Leaving out all images, write out the records that follow exactly.
++++ Listed records
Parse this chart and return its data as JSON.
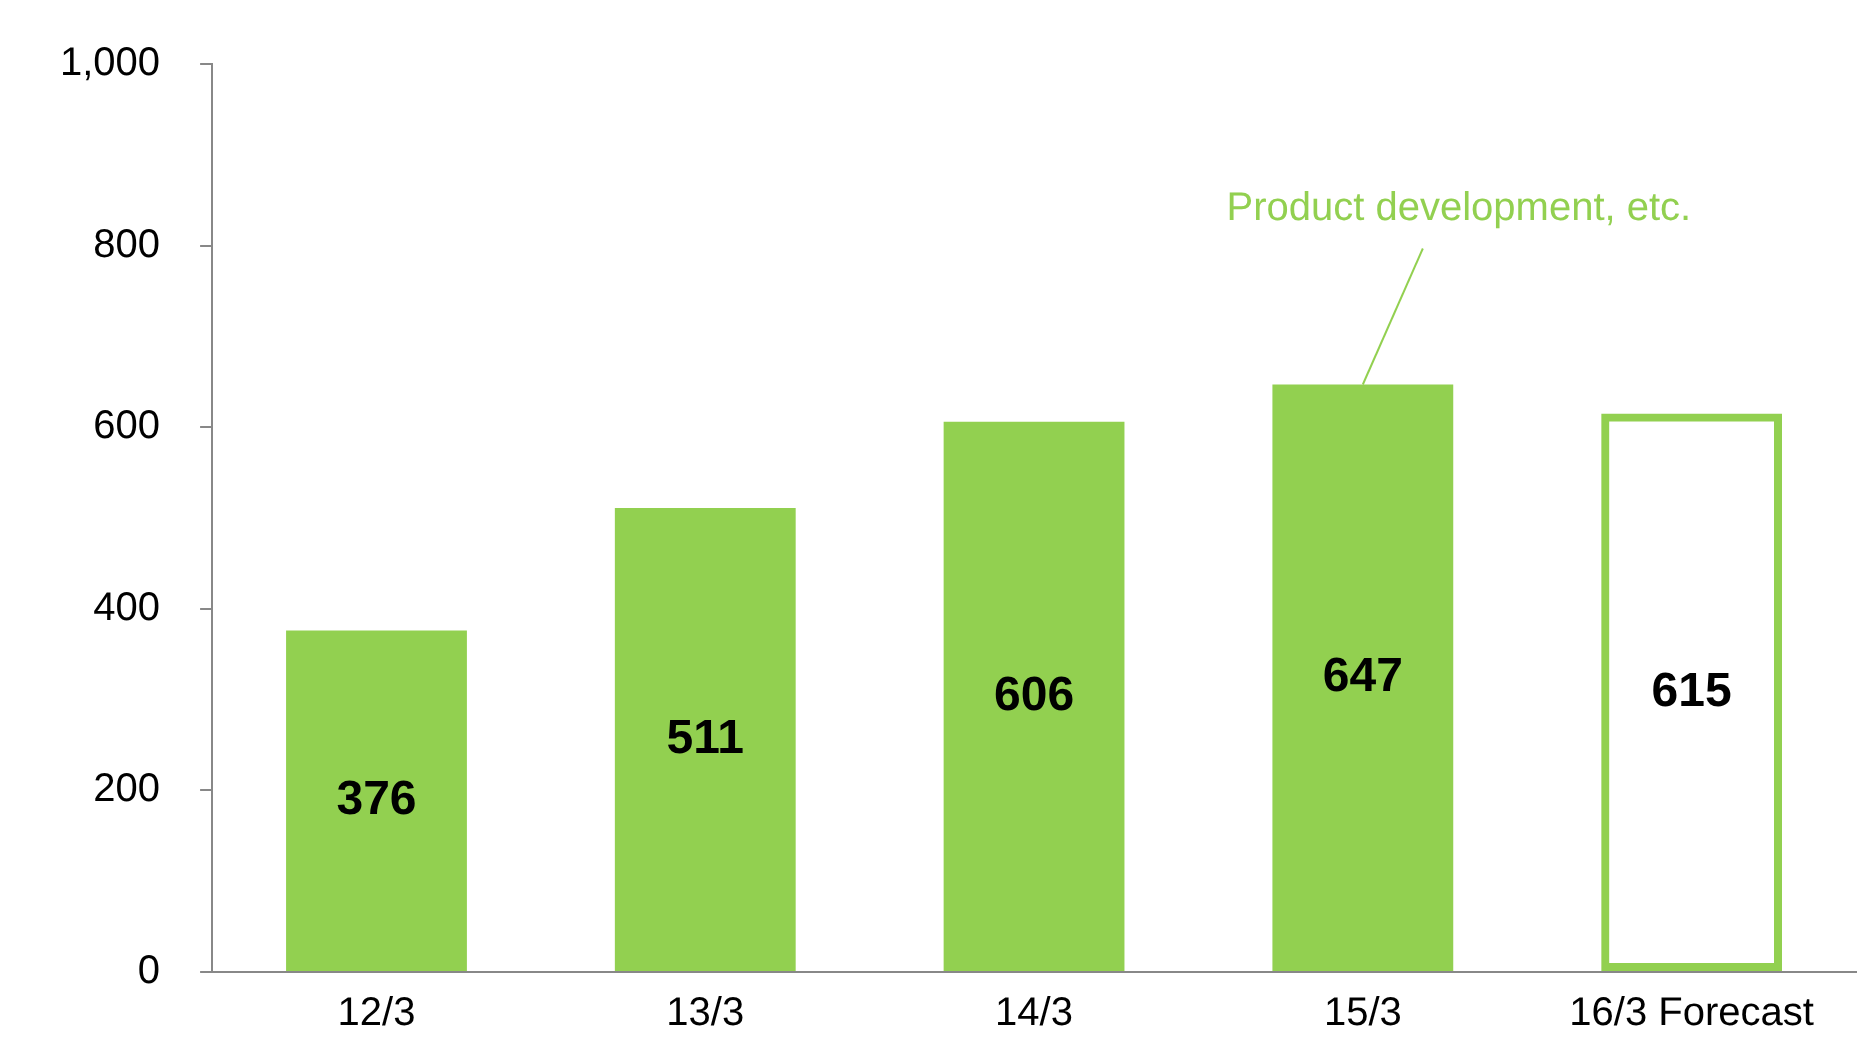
{
  "chart_data": {
    "type": "bar",
    "categories": [
      "12/3",
      "13/3",
      "14/3",
      "15/3",
      "16/3 Forecast"
    ],
    "series": [
      {
        "color": "#92d050",
        "values": [
          376,
          511,
          606,
          647,
          null
        ]
      },
      {
        "color": "#92d050",
        "values": [
          null,
          null,
          null,
          null,
          615
        ]
      }
    ],
    "ylim": [
      0,
      1000
    ],
    "yticks": [
      0,
      200,
      400,
      600,
      800,
      {
        "value": 1000,
        "label": "1,000"
      }
    ],
    "grid": false,
    "legend": false,
    "data_labels": true,
    "annotations": [
      {
        "text": "Product development, etc.",
        "x": "15/3",
        "y": 647
      }
    ]
  }
}
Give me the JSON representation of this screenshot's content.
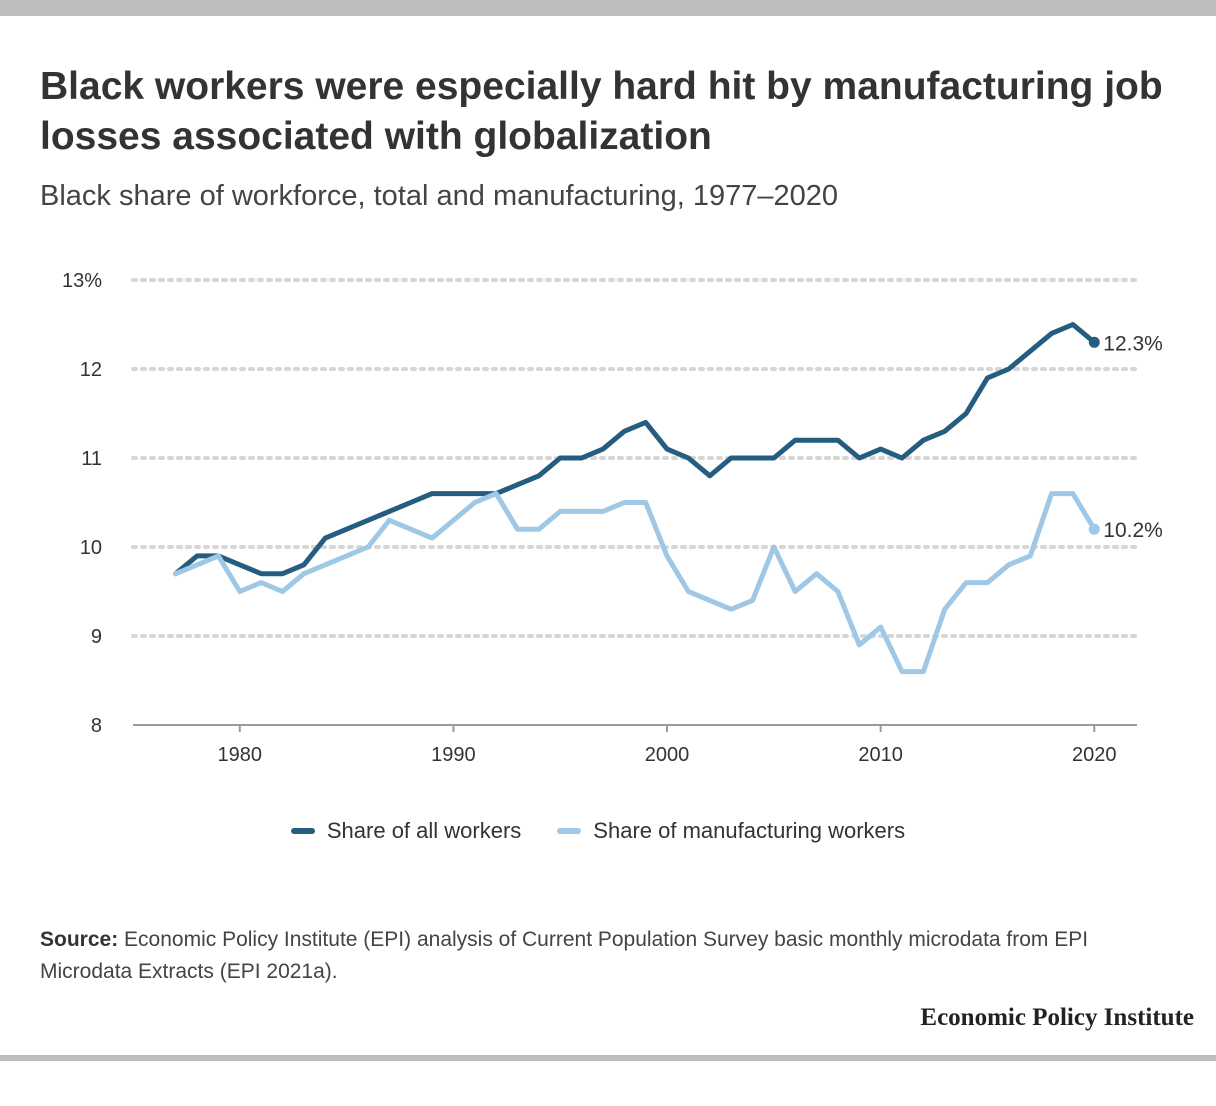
++++++++
**Response to this exercise**
Parse this chart and return its data as JSON.
{
  "chart_data": {
    "type": "bar",
    "categories": [
      "12/3",
      "13/3",
      "14/3",
      "15/3",
      "16/3 Forecast"
    ],
    "series": [
      {
        "color": "#92d050",
        "values": [
          376,
          511,
          606,
          647,
          null
        ]
      },
      {
        "color": "#92d050",
        "values": [
          null,
          null,
          null,
          null,
          615
        ]
      }
    ],
    "ylim": [
      0,
      1000
    ],
    "yticks": [
      0,
      200,
      400,
      600,
      800,
      {
        "value": 1000,
        "label": "1,000"
      }
    ],
    "grid": false,
    "legend": false,
    "data_labels": true,
    "annotations": [
      {
        "text": "Product development, etc.",
        "x": "15/3",
        "y": 647
      }
    ]
  }
}
Give me the JSON representation of this screenshot's content.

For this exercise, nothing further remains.